=== Task 1 ===
Answer these questions about the ANNchor API guide, one answer per line, marked like the questions:
(a) What is the default value of n_anchors?
(b) Which supported string metric requires a cost_matrix kwarg?
(c) What is the default value of loc_min?

ANNchor API Guide
ANNchor contains two classes, the ANNchor base class Annchor
, and a
brute force class BruteForce
.
Annchor
- class annchor.Annchor(X, func, func_kwargs=None, n_anchors=20, n_neighbors=15, n_samples=5000, p_work=0.1, anchor_picker=None, sampler=None, regression=None, error_predictor=None, random_seed=42, locality=5, loc_thresh=1, loc_min=None, verbose=False, is_metric=True, get_exact_ijs=None, backend='loky', niters=2, lookahead=5)
Quickly computes the approximate k-NN graph for slow metrics
- X: np.array or list (required)
The data set for which we want to find the k-NN graph.
- func: function, numba-jitted function or string (required)
The metric under which the k-NN graph should be evaluated. This can be a user supplied function or a string. Currently supported string arguments are
euclidean
cosine
levenshtein
wasserstein (requires cost_matrix kwarg)
- func_kwargs: dict (optional, default None)
Dictionary of keyword arguments for the metric
- n_anchors: int (optional, default 20)
The number of anchor points. Increasing the number of anchors increases the k-NN graph accuracy at the expense of speed.
- n_neighbors: int (optional, default 15)
The number of nearest neighbors to compute (i.e. the value of k for the k-NN graph).
- n_samples: int (optional, default 5000)
The number of sample distances used to compute the error distribution (E = d-dhat).
- p_work: float (optional, default 0.1)
The approximate percentage of brute force calculations which we are willing to make.
- anchor_picker: AnchorPicker (optional, default MaxMinAnchorPicker())
The anchor picker class which specifies the anchor points.
- sampler: Sampler (optional, default SimpleStratifiedSampler())
The sampler class which chooses the sample pairs.
- regression: Regression
(optional, default SimpleStratifiedLinearRegression()) The regression class which predicts distances from features.
- error_predictor: ErrorRegression
(optional, default SimpleStratifiedErrorRegression()) The error regression class which predicts error distributions.
- locality: int (optional, default 5)
The number of anchor points to use in the permutation based k-NN (dhat) step.
- loc_thresh: int (optional, default 1)
The minimum number of anchors in common for which we allow an item into NN_x.
- loc_min: int (optional, default 10*n_neighbors)
The minimum number of points in NN_x
- verbose: bool (optional, default False)
Set verbose=True for more interim output.
- is_metric: bool (optional, default True)
Set is_metric=False if the metric may violate the triangle inequality. With is_metric=True, predictions are clipped between upper/lower bounds, which may not be accurate if triangle inequality is violated.
- get_exact_ijs: function (optional, default None)
An optional user supplied function for evaluating the metric on an array of indices. Useful if you wish to supply your own parallelisation. get_exact_ijs(f,X,IJ) should return np.array([f(X[i],X[j] for i,j in IJ]).
- backend: string (optional, default “loky”)

=== Task 2 ===
In the rows, replace "interactable" with "clickable" in every line from the line with "y-axis: $0 $50,000" up to and including the line with "rows-shelf-label: Rows — [67, 90, 125, 116]". Leave everything else unchanged, and return only those lines.

=== Material for this exercise ===
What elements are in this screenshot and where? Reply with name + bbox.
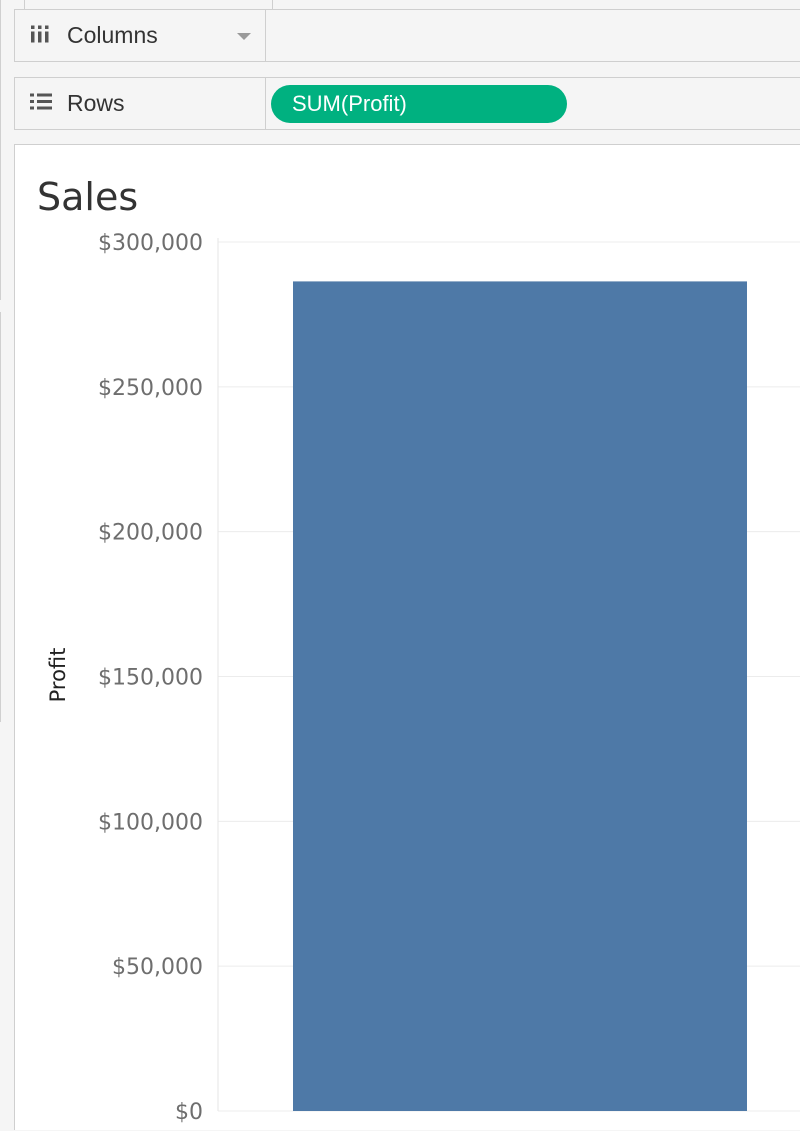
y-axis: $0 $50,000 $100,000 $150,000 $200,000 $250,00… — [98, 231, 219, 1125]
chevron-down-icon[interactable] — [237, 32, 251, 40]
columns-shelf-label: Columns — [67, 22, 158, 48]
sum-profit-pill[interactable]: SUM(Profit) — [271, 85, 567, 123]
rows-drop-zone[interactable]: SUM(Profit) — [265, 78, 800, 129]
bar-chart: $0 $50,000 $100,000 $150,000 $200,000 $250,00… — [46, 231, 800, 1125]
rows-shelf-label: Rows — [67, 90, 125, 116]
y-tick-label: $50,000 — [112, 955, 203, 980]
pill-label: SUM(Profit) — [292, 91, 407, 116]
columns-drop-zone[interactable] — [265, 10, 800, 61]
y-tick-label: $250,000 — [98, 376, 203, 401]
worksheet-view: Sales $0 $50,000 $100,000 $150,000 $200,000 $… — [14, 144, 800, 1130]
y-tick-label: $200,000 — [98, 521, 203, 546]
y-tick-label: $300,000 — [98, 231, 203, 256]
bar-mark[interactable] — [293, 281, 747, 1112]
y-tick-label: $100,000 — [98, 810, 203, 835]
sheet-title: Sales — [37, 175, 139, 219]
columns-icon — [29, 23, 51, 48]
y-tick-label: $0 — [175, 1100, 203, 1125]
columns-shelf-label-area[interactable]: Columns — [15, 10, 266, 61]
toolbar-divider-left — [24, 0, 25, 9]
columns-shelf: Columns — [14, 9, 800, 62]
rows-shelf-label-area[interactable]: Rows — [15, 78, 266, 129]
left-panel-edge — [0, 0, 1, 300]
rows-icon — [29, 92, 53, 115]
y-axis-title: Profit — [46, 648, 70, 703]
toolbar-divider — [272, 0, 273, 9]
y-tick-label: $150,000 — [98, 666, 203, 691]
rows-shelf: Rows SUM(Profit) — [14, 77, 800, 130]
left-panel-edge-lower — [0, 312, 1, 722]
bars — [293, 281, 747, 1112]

---

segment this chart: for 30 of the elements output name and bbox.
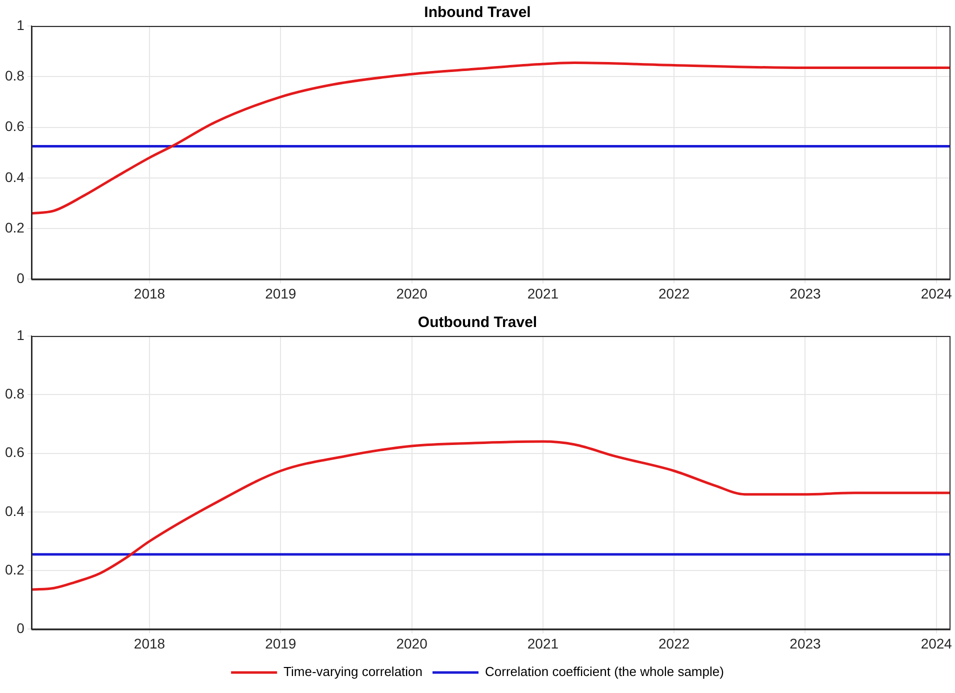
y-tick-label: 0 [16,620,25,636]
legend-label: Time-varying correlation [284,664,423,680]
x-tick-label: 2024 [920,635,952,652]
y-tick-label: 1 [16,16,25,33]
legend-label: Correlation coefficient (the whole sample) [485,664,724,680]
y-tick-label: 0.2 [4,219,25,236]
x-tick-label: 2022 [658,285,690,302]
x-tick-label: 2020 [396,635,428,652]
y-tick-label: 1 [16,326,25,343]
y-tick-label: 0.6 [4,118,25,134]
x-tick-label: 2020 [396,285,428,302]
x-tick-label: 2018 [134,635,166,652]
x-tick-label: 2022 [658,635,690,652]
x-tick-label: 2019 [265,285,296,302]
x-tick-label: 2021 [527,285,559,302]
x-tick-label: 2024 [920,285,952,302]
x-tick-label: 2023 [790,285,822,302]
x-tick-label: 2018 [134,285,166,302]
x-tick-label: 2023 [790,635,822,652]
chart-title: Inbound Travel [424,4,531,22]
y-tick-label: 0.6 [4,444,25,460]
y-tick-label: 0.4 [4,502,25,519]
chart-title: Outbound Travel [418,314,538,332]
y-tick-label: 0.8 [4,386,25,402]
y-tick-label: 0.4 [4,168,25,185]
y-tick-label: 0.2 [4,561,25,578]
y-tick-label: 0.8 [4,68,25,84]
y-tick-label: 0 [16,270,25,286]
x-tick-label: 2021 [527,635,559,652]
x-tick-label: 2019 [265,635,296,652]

=== Solution 1 ===
(a) 20
(b) wasserstein
(c) 10*n_neighbors

=== Solution 2 ===
y-axis: $0 $50,000 $100,000 $150,000 $200,000 $250,00… — [98, 231, 219, 1125]
chevron-down-icon[clickable] — [237, 32, 251, 40]
columns-shelf-label: Columns — [67, 22, 158, 48]
sum-profit-pill[clickable]: SUM(Profit) — [271, 85, 567, 123]
rows-drop-zone[clickable]: SUM(Profit) — [265, 78, 800, 129]
bar-chart: $0 $50,000 $100,000 $150,000 $200,000 $250,00… — [46, 231, 800, 1125]
rows-shelf-label: Rows — [67, 90, 125, 116]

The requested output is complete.